▸ Source extract
-------
Deep MSA and Statistical Coupling Analysis - glasgowlab/home GitHub Wiki

1. Compile a database of homologous sequences

All of the scripts I used are available in /ifs/scratch/home/mm6732/. They will need to be modified with your correct file paths before running.

Download phmmer
Phmmer compares a query sequence to a database of protein sequences. The database used to compare sequences to is stored in the server at /ifs/data/glab/uniref90/uniref90.fasta
Use the command phmmer -o output.txt query_protein.fasta /path/to/database which takes in an input amino acid sequence fasta file and returns a hmmer txt file with ranked homologs

The phmmer output only contains the accession numbers, not EC numbers or sequences, so you will need to map the accession number to EC numbers.
-------
▸ Supplied information

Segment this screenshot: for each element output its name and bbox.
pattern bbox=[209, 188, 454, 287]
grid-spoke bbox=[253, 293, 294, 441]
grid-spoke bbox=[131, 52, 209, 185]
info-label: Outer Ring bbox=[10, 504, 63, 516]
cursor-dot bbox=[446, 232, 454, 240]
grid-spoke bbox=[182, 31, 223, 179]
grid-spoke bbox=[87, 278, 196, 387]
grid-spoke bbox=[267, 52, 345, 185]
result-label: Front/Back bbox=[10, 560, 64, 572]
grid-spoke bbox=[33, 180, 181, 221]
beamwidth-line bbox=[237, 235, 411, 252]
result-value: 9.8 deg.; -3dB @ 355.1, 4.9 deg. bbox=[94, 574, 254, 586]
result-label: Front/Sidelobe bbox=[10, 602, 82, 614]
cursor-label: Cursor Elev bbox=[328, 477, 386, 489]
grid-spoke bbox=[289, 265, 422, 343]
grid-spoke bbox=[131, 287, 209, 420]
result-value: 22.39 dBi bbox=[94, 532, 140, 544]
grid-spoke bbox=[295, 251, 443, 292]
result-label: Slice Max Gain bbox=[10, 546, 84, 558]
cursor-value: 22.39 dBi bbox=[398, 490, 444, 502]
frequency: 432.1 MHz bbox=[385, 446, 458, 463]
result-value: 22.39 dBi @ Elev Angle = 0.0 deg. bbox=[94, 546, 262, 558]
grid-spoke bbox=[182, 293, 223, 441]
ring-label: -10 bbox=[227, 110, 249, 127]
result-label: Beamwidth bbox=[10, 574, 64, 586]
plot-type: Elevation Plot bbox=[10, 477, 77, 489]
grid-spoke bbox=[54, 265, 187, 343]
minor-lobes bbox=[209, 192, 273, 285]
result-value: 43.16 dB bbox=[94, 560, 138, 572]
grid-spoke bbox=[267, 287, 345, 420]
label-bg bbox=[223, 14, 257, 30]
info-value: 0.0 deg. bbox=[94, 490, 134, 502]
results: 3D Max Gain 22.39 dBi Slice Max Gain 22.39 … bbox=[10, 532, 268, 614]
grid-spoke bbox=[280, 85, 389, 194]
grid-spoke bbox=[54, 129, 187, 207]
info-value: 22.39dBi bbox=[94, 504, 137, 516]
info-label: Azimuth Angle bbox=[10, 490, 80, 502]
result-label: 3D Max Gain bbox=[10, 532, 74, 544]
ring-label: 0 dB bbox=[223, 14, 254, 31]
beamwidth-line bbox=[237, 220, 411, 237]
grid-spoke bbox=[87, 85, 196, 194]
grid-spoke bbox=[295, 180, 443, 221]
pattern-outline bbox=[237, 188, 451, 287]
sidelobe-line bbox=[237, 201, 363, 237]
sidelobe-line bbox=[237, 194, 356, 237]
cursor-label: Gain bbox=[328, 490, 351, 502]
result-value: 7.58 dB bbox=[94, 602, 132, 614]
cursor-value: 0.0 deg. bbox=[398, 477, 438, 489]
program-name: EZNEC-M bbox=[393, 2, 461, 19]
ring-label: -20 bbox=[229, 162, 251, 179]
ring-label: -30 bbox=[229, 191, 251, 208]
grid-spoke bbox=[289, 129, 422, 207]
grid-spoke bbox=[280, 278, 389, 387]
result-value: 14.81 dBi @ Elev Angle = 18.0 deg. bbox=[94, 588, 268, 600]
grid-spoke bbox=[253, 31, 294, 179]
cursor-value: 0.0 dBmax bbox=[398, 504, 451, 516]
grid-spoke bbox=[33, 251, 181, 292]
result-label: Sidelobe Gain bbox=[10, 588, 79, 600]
-------
▸ Required actions
a - List every file name, directory path, and path placeholder that appears in the wiki page on deep MSA.
b - According to the wiki page on deep MSA, what does the phmmer output contain, and what does it leave out?
c - Translate this sentence from the wiki page on deep MSA into Spanish: "Phmmer compares a query sequence to a database of protein sequences."

▸ Results in order
a -
/ifs/scratch/home/mm6732/
/ifs/data/glab/uniref90/uniref90.fasta
output.txt
query_protein.fasta
/path/to/database

b - It contains only accession numbers, not EC numbers or sequences.

c - Phmmer compara una secuencia de consulta con una base de datos de secuencias de proteínas.